Structured figure records:

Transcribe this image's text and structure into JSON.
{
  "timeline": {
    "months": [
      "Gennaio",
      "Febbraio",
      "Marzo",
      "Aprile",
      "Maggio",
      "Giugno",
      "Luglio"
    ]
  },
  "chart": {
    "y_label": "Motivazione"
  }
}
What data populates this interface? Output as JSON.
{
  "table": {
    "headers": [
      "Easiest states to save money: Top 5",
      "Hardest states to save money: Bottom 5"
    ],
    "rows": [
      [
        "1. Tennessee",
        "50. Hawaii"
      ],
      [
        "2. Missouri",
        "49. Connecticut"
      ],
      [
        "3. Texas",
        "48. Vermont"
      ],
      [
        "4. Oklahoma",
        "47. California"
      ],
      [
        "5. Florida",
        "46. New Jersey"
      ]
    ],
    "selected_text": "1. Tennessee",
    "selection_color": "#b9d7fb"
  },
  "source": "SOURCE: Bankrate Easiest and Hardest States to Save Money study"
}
==
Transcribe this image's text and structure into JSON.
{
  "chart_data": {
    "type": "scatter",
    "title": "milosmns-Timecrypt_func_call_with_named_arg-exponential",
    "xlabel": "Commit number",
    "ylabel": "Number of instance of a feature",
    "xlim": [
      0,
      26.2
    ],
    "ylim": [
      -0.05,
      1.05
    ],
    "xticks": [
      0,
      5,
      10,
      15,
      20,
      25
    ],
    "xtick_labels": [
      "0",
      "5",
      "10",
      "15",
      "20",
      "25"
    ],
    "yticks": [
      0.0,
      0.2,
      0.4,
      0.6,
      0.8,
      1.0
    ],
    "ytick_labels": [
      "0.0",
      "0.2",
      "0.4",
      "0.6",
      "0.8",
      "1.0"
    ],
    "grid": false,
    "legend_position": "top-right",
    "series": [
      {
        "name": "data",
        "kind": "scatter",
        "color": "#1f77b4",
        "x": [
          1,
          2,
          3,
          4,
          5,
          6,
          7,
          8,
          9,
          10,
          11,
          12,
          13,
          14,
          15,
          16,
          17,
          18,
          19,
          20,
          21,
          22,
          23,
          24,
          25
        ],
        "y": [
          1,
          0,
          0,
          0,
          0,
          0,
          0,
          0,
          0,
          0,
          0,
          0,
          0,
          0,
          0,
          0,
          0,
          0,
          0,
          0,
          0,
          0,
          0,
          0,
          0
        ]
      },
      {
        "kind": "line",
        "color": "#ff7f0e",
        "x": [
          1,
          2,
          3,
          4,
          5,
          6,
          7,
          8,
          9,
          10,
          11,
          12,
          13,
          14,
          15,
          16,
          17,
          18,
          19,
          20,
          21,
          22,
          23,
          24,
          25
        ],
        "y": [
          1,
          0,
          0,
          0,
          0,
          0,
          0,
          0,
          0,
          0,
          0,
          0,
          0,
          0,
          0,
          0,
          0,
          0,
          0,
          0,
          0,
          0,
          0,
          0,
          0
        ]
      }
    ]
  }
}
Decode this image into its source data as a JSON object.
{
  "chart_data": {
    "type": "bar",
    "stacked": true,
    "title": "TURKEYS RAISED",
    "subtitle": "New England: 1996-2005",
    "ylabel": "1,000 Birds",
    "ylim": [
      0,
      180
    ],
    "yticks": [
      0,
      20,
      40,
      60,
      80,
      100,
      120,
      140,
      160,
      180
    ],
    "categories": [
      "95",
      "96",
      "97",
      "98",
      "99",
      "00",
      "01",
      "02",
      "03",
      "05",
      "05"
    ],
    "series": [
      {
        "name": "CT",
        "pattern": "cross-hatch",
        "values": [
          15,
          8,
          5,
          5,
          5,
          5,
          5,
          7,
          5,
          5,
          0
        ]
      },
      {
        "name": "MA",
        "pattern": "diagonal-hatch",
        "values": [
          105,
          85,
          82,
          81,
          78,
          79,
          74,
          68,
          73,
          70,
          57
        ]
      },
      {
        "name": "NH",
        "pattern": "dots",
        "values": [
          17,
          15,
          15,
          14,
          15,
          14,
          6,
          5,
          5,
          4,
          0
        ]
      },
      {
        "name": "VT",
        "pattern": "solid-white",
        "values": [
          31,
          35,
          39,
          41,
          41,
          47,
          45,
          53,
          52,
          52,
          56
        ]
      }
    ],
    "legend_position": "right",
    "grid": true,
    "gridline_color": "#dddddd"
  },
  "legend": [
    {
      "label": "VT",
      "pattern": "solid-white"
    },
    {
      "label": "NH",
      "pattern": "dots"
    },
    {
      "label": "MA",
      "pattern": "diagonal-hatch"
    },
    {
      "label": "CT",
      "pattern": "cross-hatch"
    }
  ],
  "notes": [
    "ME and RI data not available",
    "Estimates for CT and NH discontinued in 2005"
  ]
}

> SHORT PROBLEM
Locate and copy each line in the data above that includes the word "Easiest".

> CORRECT OUTPUT
      "Easiest states to save money: Top 5",
  "source": "SOURCE: Bankrate Easiest and Hardest States to Save Money study"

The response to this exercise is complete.